SET PROBLEM: Replace "menu-item-label" with "menu-label" in the entries from the line containing "menu-item-theme[interactable]: 主题外观 [0,554,554,640]" through the line containing "status-time: 2:35 [8,8,45,29]". Return only those lines, leaving everything else in them unchanged.

INPUT DATA:

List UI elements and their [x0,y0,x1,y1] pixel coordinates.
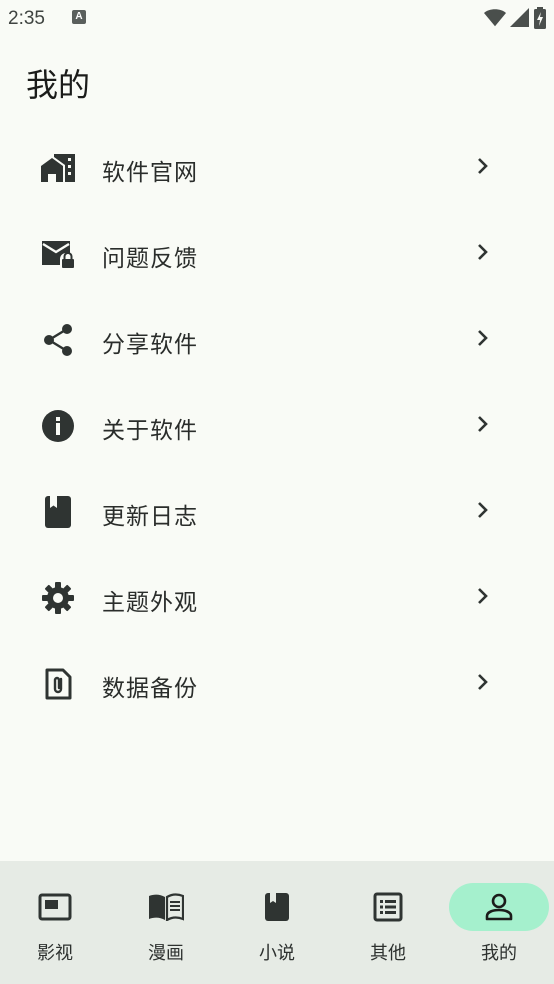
menu-item-theme[interactable]: 主题外观 [0,554,554,640]
menu-item-label: 关于软件 [102,418,198,444]
movie-icon [5,883,105,931]
wifi-icon [484,9,506,27]
menu-item-website[interactable]: 软件官网 [0,124,554,210]
person-icon [449,883,549,931]
menu-item-backup[interactable]: 数据备份 [0,640,554,726]
book-icon [40,494,76,530]
menu-item-label: 更新日志 [102,504,198,530]
nav-item-movies[interactable]: 影视 [0,861,110,984]
nav-item-novels[interactable]: 小说 [222,861,332,984]
chevron-right-icon [478,674,488,690]
nav-item-comics[interactable]: 漫画 [111,861,221,984]
info-icon [40,408,76,444]
menu-item-label: 主题外观 [102,590,198,616]
nav-label: 漫画 [148,943,184,964]
menu-item-label: 分享软件 [102,332,198,358]
status-time: 2:35 [8,8,45,29]
attachment-file-icon [40,666,76,702]
menu-item-label: 软件官网 [102,160,198,186]
book-icon [227,883,327,931]
chevron-right-icon [478,158,488,174]
nav-label: 我的 [481,943,517,964]
menu-item-feedback[interactable]: 问题反馈 [0,210,554,296]
chevron-right-icon [478,330,488,346]
notification-a-icon: A [72,10,86,24]
mail-lock-icon [40,236,76,272]
status-bar: 2:35 A [0,0,554,36]
chevron-right-icon [478,416,488,432]
signal-icon [510,8,529,27]
menu-item-label: 问题反馈 [102,246,198,272]
menu-item-label: 数据备份 [102,676,198,702]
nav-label: 影视 [37,943,73,964]
settings-icon [40,580,76,616]
nav-item-others[interactable]: 其他 [333,861,443,984]
list-icon [338,883,438,931]
menu-item-share[interactable]: 分享软件 [0,296,554,382]
home-work-icon [40,150,76,186]
battery-icon [534,7,546,29]
nav-item-mine[interactable]: 我的 [444,861,554,984]
bottom-navigation: 影视 漫画 小说 其他 我的 [0,861,554,984]
page-title: 我的 [26,66,91,104]
chevron-right-icon [478,502,488,518]
menu-item-changelog[interactable]: 更新日志 [0,468,554,554]
open-book-icon [116,883,216,931]
menu-item-about[interactable]: 关于软件 [0,382,554,468]
chevron-right-icon [478,588,488,604]
status-icons [484,7,546,29]
nav-label: 小说 [259,943,295,964]
nav-label: 其他 [370,943,406,964]
settings-menu: 软件官网 问题反馈 分享软件 关于软件 更新日志 主题外观 数据备份 [0,124,554,726]
share-icon [40,322,76,358]
chevron-right-icon [478,244,488,260]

THE RESULT:
menu-item-theme[interactable]: 主题外观 [0,554,554,640]
menu-label: 关于软件 [102,418,198,444]
movie-icon [5,883,105,931]
wifi-icon [484,9,506,27]
menu-item-website[interactable]: 软件官网 [0,124,554,210]
person-icon [449,883,549,931]
menu-item-backup[interactable]: 数据备份 [0,640,554,726]
book-icon [40,494,76,530]
menu-label: 更新日志 [102,504,198,530]
nav-item-movies[interactable]: 影视 [0,861,110,984]
nav-item-novels[interactable]: 小说 [222,861,332,984]
chevron-right-icon [478,674,488,690]
nav-item-comics[interactable]: 漫画 [111,861,221,984]
info-icon [40,408,76,444]
menu-label: 主题外观 [102,590,198,616]
nav-label: 漫画 [148,943,184,964]
menu-label: 分享软件 [102,332,198,358]
status-time: 2:35 [8,8,45,29]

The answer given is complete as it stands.